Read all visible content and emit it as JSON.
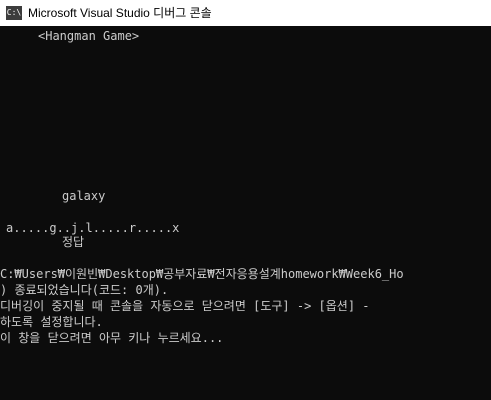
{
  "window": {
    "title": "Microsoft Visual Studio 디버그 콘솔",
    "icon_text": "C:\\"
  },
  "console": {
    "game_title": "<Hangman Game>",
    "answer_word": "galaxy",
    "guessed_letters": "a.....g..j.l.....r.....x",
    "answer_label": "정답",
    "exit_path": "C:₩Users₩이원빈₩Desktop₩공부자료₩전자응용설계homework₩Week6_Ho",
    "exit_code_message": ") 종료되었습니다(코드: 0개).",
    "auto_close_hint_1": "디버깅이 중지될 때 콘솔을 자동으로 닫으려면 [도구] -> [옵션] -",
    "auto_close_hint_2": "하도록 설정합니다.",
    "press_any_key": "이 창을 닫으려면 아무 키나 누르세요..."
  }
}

○ ○ ○

* Required task
Exclude every picture and copy the remaining data exactly.

* Task output
Read all visible content and emit it as JSON.
{
  "window": {
    "title": "Microsoft Visual Studio 디버그 콘솔",
    "icon_text": "C:\\"
  },
  "console": {
    "game_title": "<Hangman Game>",
    "answer_word": "galaxy",
    "guessed_letters": "a.....g..j.l.....r.....x",
    "answer_label": "정답",
    "exit_path": "C:₩Users₩이원빈₩Desktop₩공부자료₩전자응용설계homework₩Week6_Ho",
    "exit_code_message": ") 종료되었습니다(코드: 0개).",
    "auto_close_hint_1": "디버깅이 중지될 때 콘솔을 자동으로 닫으려면 [도구] -> [옵션] -",
    "auto_close_hint_2": "하도록 설정합니다.",
    "press_any_key": "이 창을 닫으려면 아무 키나 누르세요..."
  }
}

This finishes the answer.